§ **THE PROBLEM**
Could you copy every line from the material below in which "this" appears?

§ **MATERIAL SUPPLIED**
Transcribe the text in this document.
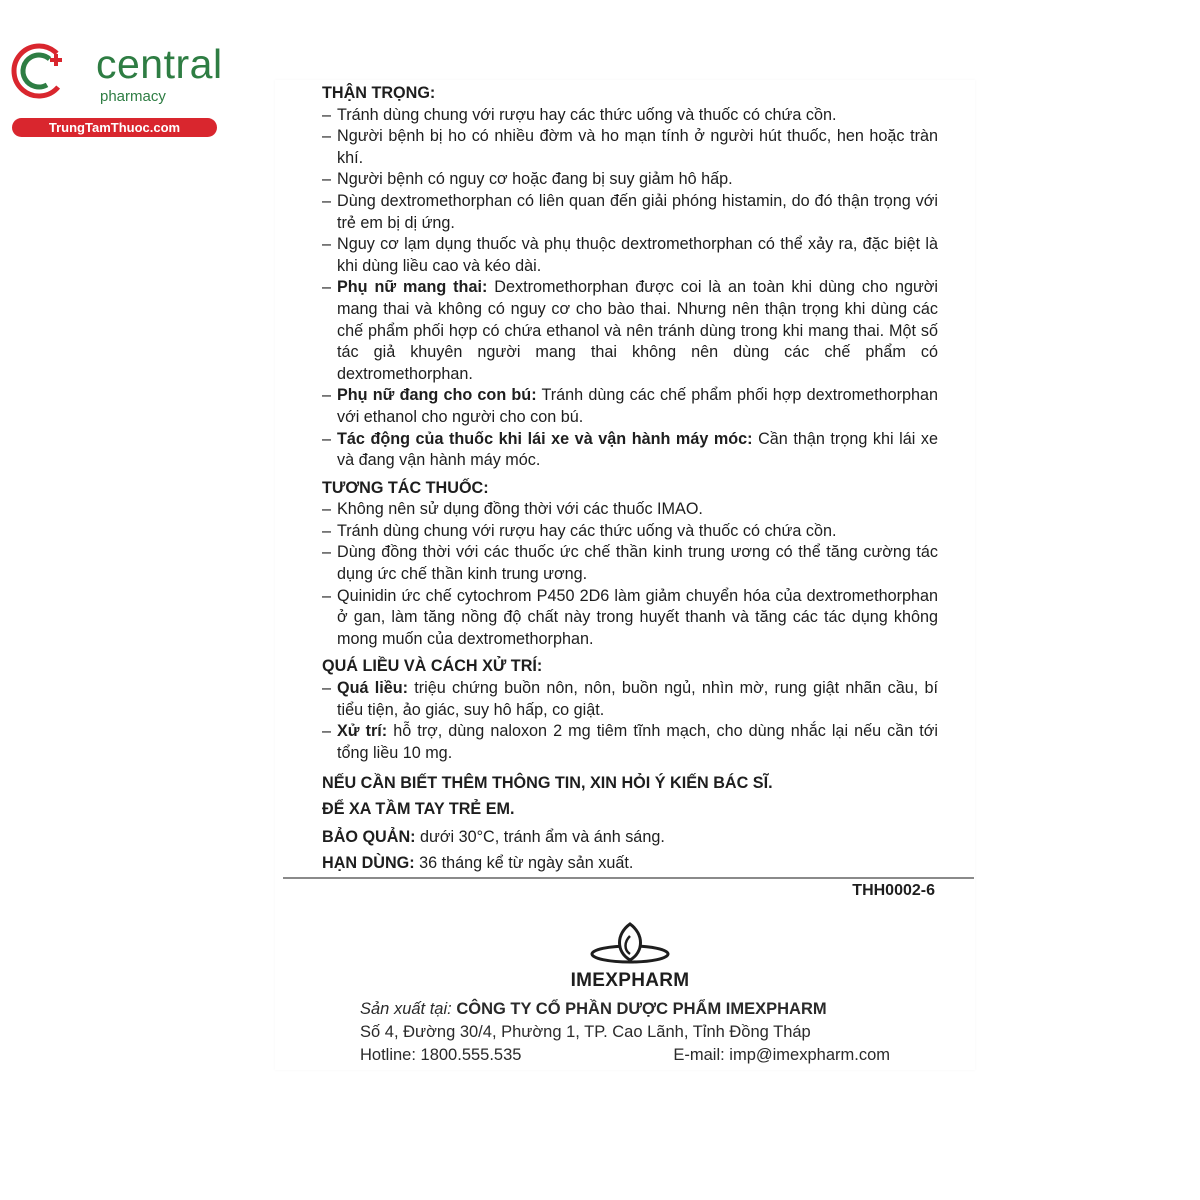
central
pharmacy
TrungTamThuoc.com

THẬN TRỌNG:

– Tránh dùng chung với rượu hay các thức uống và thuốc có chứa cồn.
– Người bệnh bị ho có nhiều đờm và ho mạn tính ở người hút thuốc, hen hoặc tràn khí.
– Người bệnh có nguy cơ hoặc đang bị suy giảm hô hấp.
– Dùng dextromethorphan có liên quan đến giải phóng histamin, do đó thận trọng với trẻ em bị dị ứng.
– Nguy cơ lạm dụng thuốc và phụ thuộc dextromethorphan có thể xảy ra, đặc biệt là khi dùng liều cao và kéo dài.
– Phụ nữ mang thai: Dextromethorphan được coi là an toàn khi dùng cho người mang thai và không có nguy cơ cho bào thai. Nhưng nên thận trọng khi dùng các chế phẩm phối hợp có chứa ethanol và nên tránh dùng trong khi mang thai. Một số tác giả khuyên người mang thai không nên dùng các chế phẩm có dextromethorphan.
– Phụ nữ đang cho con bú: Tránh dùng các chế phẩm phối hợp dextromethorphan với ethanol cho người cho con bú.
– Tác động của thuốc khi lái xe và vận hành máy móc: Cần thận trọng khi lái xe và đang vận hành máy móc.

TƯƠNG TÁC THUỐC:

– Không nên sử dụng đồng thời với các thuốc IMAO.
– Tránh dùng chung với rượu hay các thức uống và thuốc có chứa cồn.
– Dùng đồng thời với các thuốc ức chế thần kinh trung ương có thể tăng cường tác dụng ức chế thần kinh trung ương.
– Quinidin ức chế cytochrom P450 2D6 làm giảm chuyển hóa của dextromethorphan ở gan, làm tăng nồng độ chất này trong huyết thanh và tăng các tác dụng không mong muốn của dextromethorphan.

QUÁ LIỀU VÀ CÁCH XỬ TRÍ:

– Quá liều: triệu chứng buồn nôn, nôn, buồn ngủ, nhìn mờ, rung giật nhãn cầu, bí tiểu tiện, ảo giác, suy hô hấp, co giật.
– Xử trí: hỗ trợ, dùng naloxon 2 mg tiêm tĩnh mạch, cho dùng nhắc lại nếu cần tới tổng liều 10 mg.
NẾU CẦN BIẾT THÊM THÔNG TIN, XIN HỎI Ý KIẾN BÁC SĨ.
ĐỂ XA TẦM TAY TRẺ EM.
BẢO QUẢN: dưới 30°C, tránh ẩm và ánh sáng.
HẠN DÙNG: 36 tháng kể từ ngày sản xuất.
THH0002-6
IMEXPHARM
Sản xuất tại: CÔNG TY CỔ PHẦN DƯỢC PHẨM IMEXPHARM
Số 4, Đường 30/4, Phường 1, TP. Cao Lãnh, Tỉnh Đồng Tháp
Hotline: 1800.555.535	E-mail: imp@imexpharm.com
==
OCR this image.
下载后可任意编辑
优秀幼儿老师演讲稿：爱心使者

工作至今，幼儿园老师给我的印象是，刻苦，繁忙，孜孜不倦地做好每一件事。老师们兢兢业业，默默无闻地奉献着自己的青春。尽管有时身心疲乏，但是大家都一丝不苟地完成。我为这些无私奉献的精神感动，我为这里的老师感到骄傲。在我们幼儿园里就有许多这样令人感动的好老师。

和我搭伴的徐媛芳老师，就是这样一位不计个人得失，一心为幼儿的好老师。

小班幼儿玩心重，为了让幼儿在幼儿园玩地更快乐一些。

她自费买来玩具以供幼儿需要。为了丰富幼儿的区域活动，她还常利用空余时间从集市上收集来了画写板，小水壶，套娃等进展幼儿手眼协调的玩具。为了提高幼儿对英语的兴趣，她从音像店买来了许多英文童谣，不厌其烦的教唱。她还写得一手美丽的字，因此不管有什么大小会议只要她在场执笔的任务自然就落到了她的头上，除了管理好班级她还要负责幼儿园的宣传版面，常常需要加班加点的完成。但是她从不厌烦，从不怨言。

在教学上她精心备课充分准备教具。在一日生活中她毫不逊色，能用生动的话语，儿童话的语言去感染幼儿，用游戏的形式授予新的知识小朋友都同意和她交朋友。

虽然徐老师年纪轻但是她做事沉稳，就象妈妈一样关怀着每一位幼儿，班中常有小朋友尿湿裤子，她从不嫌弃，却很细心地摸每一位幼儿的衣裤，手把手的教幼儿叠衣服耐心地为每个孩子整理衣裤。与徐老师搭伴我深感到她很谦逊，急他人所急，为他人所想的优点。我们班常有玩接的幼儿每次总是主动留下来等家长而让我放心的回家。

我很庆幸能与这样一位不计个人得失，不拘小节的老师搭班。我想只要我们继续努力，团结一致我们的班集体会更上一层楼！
---
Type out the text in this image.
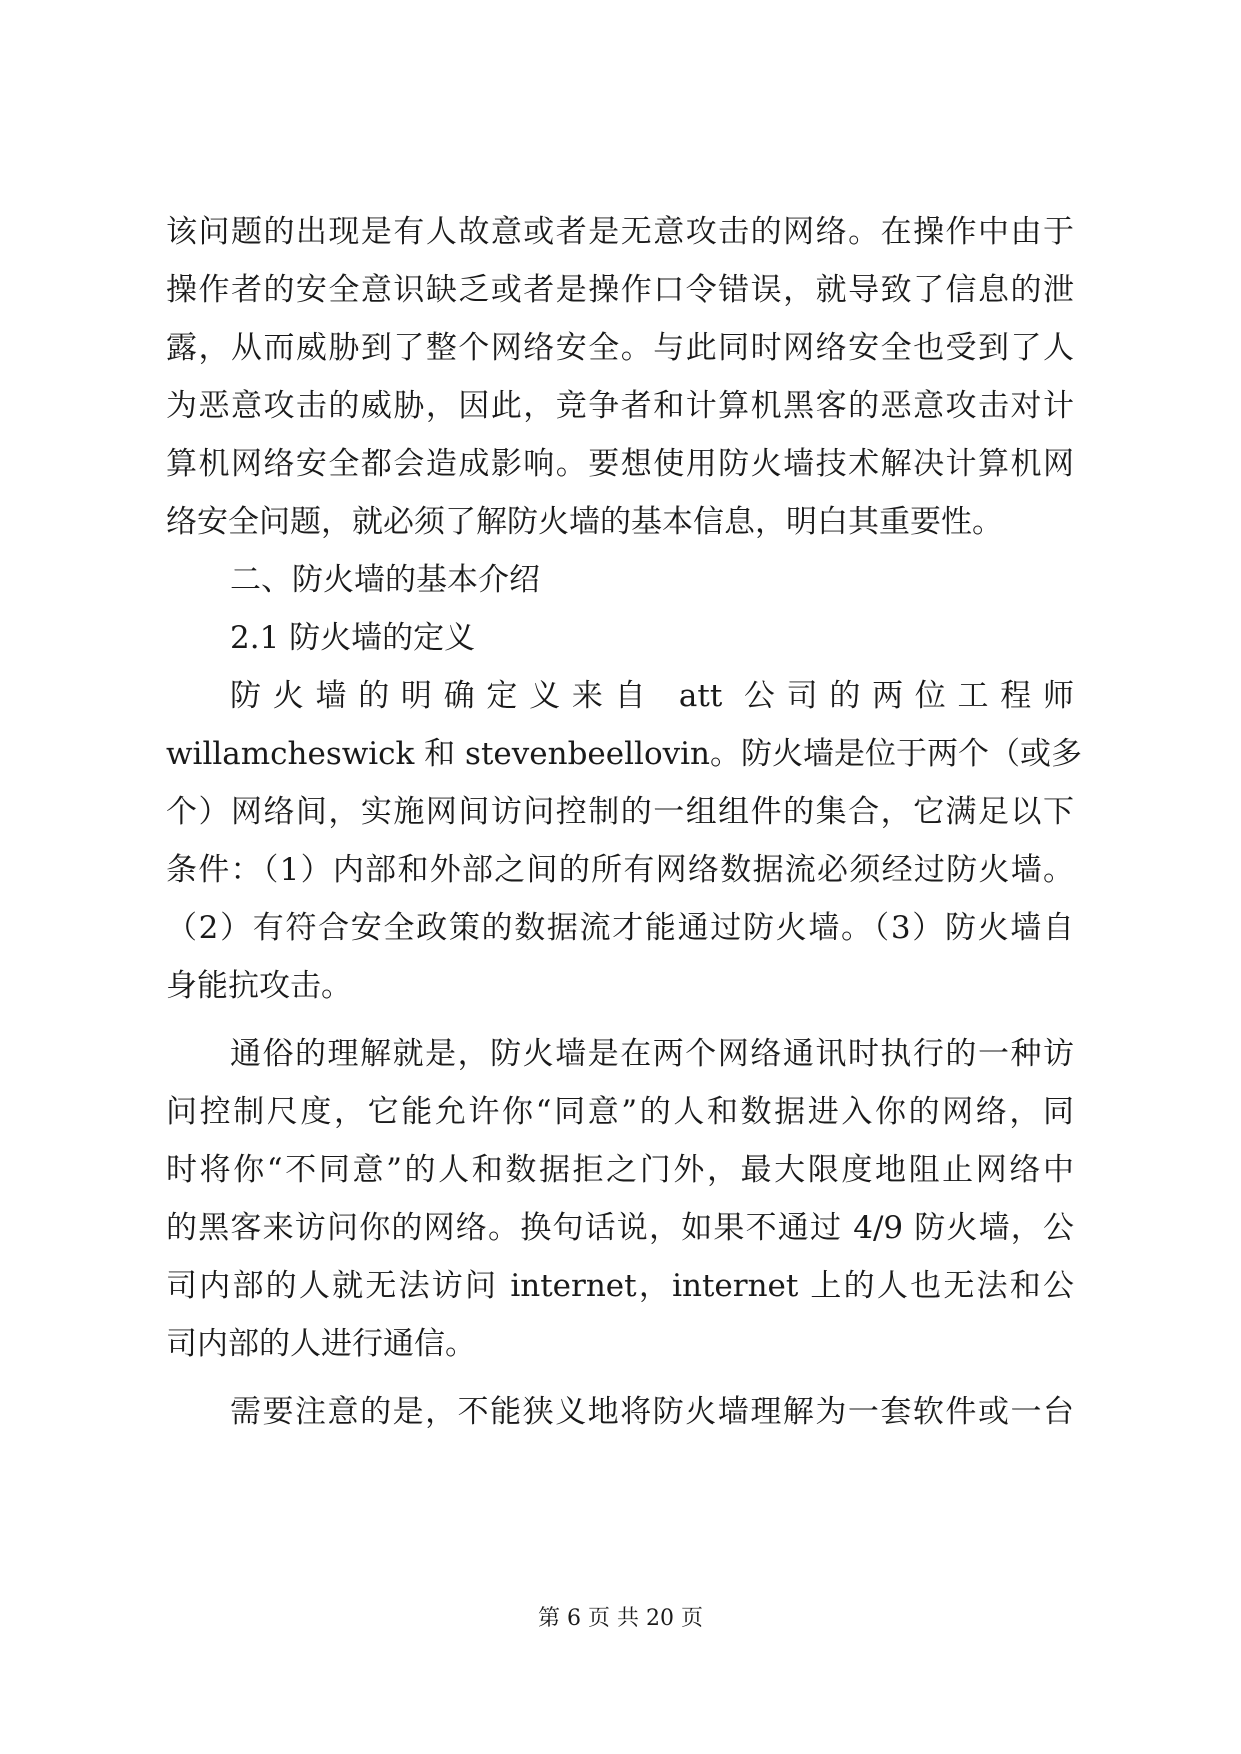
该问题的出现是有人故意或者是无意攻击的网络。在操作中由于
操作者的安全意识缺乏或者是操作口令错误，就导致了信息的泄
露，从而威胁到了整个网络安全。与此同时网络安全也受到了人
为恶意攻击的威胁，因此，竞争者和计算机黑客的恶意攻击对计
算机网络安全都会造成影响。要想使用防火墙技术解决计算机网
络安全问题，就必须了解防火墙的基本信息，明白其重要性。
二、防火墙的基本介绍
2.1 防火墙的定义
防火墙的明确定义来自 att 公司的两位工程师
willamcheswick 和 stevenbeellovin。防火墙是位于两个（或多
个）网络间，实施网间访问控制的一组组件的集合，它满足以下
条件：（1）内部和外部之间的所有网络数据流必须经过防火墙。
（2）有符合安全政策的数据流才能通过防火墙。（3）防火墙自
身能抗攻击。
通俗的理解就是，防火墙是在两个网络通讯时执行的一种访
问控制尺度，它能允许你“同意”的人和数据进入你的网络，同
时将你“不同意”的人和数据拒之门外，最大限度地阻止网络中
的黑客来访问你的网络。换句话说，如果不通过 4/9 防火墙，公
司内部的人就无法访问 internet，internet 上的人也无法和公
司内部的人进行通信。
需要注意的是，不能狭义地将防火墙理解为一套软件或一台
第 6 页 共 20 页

§ **ANSWER**
Transcribe the text in this document.
OCR this image.
Type out the text in this image.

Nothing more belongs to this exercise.